LISTING ::

-------------------------

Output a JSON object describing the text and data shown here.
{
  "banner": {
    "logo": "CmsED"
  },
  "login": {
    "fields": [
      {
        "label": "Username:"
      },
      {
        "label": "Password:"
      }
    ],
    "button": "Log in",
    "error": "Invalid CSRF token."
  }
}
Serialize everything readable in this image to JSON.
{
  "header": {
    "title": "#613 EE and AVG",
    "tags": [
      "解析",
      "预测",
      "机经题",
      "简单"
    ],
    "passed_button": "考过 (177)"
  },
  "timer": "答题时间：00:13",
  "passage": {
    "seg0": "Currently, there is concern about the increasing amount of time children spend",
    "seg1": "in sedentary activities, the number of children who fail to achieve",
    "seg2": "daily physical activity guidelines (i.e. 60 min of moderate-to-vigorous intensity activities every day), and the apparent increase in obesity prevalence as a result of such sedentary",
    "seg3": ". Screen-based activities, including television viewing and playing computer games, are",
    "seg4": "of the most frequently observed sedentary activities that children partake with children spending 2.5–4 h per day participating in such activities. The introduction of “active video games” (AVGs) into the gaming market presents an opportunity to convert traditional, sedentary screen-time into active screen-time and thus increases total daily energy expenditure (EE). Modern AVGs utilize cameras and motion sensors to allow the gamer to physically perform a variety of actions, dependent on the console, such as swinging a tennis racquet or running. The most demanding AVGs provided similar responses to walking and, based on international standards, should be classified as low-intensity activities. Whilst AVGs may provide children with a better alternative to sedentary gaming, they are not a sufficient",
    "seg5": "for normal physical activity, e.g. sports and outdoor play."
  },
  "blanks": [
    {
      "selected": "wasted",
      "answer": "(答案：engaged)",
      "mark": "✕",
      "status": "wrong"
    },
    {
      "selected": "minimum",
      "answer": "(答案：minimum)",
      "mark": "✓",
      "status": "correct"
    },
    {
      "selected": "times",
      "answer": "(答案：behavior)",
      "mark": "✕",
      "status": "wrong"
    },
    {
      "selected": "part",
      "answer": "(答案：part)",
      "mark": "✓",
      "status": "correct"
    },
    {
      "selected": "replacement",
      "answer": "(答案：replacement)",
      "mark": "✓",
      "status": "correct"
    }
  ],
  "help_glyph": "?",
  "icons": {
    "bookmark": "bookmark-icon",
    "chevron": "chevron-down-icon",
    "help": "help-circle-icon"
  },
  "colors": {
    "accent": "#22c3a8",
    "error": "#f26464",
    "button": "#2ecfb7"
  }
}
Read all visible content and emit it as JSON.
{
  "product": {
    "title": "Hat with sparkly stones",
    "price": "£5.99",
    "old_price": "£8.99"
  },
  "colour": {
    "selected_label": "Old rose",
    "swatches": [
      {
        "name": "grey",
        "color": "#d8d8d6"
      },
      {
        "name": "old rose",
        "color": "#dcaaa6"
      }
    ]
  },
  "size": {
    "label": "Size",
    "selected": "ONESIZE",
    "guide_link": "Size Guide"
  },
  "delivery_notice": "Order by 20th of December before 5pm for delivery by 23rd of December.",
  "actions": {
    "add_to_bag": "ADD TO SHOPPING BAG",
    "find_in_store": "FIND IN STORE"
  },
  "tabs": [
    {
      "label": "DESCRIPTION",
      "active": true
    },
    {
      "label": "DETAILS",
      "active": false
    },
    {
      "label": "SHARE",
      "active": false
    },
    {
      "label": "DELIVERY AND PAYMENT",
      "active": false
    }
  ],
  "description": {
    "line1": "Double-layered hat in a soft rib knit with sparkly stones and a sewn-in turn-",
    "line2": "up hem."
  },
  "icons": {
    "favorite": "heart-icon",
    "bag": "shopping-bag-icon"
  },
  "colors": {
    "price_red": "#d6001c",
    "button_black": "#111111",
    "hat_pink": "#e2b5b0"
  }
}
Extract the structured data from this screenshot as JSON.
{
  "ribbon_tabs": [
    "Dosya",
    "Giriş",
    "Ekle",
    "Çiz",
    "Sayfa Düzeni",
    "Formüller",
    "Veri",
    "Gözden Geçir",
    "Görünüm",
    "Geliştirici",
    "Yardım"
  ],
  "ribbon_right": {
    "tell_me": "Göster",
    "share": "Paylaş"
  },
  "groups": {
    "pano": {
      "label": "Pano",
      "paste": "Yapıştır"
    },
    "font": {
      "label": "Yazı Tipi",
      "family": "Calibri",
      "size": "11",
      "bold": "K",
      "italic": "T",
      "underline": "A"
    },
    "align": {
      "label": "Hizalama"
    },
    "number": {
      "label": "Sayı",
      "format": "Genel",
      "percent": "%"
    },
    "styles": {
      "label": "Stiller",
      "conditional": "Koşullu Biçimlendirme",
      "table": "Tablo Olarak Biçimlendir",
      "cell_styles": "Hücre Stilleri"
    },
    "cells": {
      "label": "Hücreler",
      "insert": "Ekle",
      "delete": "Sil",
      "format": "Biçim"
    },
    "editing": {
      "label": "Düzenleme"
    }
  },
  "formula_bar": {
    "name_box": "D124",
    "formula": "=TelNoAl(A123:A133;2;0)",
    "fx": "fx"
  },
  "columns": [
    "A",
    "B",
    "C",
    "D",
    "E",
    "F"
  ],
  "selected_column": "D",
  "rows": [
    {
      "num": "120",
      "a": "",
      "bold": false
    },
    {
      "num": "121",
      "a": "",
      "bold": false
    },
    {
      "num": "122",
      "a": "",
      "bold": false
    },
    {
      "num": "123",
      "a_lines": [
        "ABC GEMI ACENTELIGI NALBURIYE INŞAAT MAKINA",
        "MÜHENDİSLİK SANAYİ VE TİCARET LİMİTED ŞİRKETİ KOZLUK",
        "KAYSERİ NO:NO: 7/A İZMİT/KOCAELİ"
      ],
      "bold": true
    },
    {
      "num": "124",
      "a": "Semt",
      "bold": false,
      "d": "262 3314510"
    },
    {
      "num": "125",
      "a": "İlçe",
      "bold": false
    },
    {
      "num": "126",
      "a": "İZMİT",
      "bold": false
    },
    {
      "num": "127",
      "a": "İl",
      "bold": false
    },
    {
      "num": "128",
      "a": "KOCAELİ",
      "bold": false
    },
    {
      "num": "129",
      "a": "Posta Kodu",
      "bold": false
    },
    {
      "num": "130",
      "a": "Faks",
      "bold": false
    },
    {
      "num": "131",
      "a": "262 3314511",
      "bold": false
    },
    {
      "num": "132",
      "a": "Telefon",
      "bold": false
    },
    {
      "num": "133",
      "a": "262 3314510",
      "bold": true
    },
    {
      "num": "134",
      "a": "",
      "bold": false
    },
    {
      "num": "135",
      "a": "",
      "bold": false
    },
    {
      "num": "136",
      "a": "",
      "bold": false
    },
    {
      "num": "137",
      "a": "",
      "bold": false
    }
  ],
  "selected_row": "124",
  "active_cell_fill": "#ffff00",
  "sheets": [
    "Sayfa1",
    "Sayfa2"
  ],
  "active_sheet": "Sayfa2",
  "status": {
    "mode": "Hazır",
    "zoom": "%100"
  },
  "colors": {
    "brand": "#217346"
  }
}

-------------------------

TASK GOAL :: Collect each line of the entries that has the word "stones", copying it in full.

WORKED SOLUTION ::
    "title": "Hat with sparkly stones",
    "line1": "Double-layered hat in a soft rib knit with sparkly stones and a sewn-in turn-",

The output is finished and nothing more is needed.